- The records
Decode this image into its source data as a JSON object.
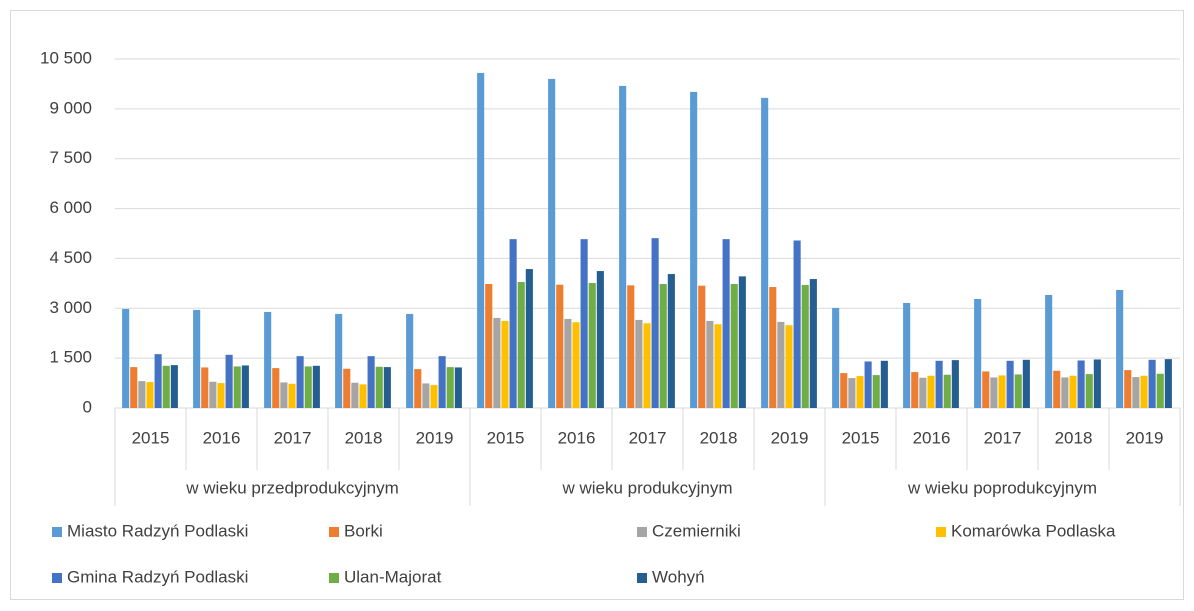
{
  "chart_data": {
    "type": "bar",
    "categories": [
      "2015",
      "2016",
      "2017",
      "2018",
      "2019",
      "2015",
      "2016",
      "2017",
      "2018",
      "2019",
      "2015",
      "2016",
      "2017",
      "2018",
      "2019"
    ],
    "groups": [
      "w wieku przedprodukcyjnym",
      "w wieku produkcyjnym",
      "w wieku poprodukcyjnym"
    ],
    "series": [
      {
        "name": "Miasto Radzyń Podlaski",
        "color": "#5b9bd5",
        "values": [
          2980,
          2950,
          2890,
          2830,
          2830,
          10080,
          9900,
          9690,
          9510,
          9330,
          3010,
          3160,
          3280,
          3400,
          3550
        ]
      },
      {
        "name": "Borki",
        "color": "#ed7d31",
        "values": [
          1230,
          1220,
          1200,
          1180,
          1170,
          3730,
          3710,
          3690,
          3680,
          3640,
          1050,
          1080,
          1100,
          1120,
          1140
        ]
      },
      {
        "name": "Czemierniki",
        "color": "#a5a5a5",
        "values": [
          810,
          790,
          770,
          760,
          740,
          2710,
          2680,
          2650,
          2620,
          2590,
          900,
          910,
          920,
          920,
          930
        ]
      },
      {
        "name": "Komarówka Podlaska",
        "color": "#ffc000",
        "values": [
          780,
          750,
          730,
          710,
          690,
          2620,
          2580,
          2550,
          2520,
          2490,
          960,
          970,
          980,
          970,
          970
        ]
      },
      {
        "name": "Gmina Radzyń Podlaski",
        "color": "#4472c4",
        "values": [
          1620,
          1600,
          1560,
          1560,
          1560,
          5080,
          5080,
          5110,
          5080,
          5040,
          1400,
          1420,
          1420,
          1430,
          1450
        ]
      },
      {
        "name": "Ulan-Majorat",
        "color": "#70ad47",
        "values": [
          1270,
          1250,
          1250,
          1240,
          1230,
          3790,
          3760,
          3730,
          3730,
          3700,
          990,
          1000,
          1010,
          1020,
          1030
        ]
      },
      {
        "name": "Wohyń",
        "color": "#255e91",
        "values": [
          1290,
          1280,
          1270,
          1230,
          1220,
          4180,
          4120,
          4030,
          3960,
          3880,
          1420,
          1440,
          1450,
          1460,
          1470
        ]
      }
    ],
    "ylim": [
      0,
      10500
    ],
    "yticks": [
      0,
      {
        "value": 1500,
        "label": "1 500"
      },
      {
        "value": 3000,
        "label": "3 000"
      },
      {
        "value": 4500,
        "label": "4 500"
      },
      {
        "value": 6000,
        "label": "6 000"
      },
      {
        "value": 7500,
        "label": "7 500"
      },
      {
        "value": 9000,
        "label": "9 000"
      },
      {
        "value": 10500,
        "label": "10 500"
      }
    ],
    "grid": true,
    "legend": "bottom"
  }
}
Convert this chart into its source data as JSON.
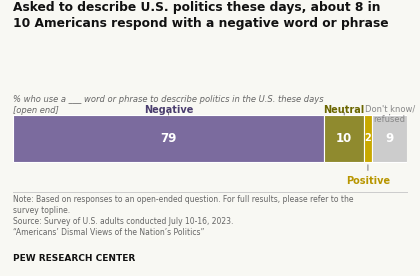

- Problem to solve
Leave the images out and output the remaining material exactly as it stands.

- Exercise output
Decode this image into its source data as a JSON object.
{
  "chart_data": {
    "type": "bar",
    "categories": [
      "2015",
      "2016",
      "2017",
      "2018",
      "2019",
      "2015",
      "2016",
      "2017",
      "2018",
      "2019",
      "2015",
      "2016",
      "2017",
      "2018",
      "2019"
    ],
    "groups": [
      "w wieku przedprodukcyjnym",
      "w wieku produkcyjnym",
      "w wieku poprodukcyjnym"
    ],
    "series": [
      {
        "name": "Miasto Radzyń Podlaski",
        "color": "#5b9bd5",
        "values": [
          2980,
          2950,
          2890,
          2830,
          2830,
          10080,
          9900,
          9690,
          9510,
          9330,
          3010,
          3160,
          3280,
          3400,
          3550
        ]
      },
      {
        "name": "Borki",
        "color": "#ed7d31",
        "values": [
          1230,
          1220,
          1200,
          1180,
          1170,
          3730,
          3710,
          3690,
          3680,
          3640,
          1050,
          1080,
          1100,
          1120,
          1140
        ]
      },
      {
        "name": "Czemierniki",
        "color": "#a5a5a5",
        "values": [
          810,
          790,
          770,
          760,
          740,
          2710,
          2680,
          2650,
          2620,
          2590,
          900,
          910,
          920,
          920,
          930
        ]
      },
      {
        "name": "Komarówka Podlaska",
        "color": "#ffc000",
        "values": [
          780,
          750,
          730,
          710,
          690,
          2620,
          2580,
          2550,
          2520,
          2490,
          960,
          970,
          980,
          970,
          970
        ]
      },
      {
        "name": "Gmina Radzyń Podlaski",
        "color": "#4472c4",
        "values": [
          1620,
          1600,
          1560,
          1560,
          1560,
          5080,
          5080,
          5110,
          5080,
          5040,
          1400,
          1420,
          1420,
          1430,
          1450
        ]
      },
      {
        "name": "Ulan-Majorat",
        "color": "#70ad47",
        "values": [
          1270,
          1250,
          1250,
          1240,
          1230,
          3790,
          3760,
          3730,
          3730,
          3700,
          990,
          1000,
          1010,
          1020,
          1030
        ]
      },
      {
        "name": "Wohyń",
        "color": "#255e91",
        "values": [
          1290,
          1280,
          1270,
          1230,
          1220,
          4180,
          4120,
          4030,
          3960,
          3880,
          1420,
          1440,
          1450,
          1460,
          1470
        ]
      }
    ],
    "ylim": [
      0,
      10500
    ],
    "yticks": [
      0,
      {
        "value": 1500,
        "label": "1 500"
      },
      {
        "value": 3000,
        "label": "3 000"
      },
      {
        "value": 4500,
        "label": "4 500"
      },
      {
        "value": 6000,
        "label": "6 000"
      },
      {
        "value": 7500,
        "label": "7 500"
      },
      {
        "value": 9000,
        "label": "9 000"
      },
      {
        "value": 10500,
        "label": "10 500"
      }
    ],
    "grid": true,
    "legend": "bottom"
  }
}
Convert this chart into its source data as JSON.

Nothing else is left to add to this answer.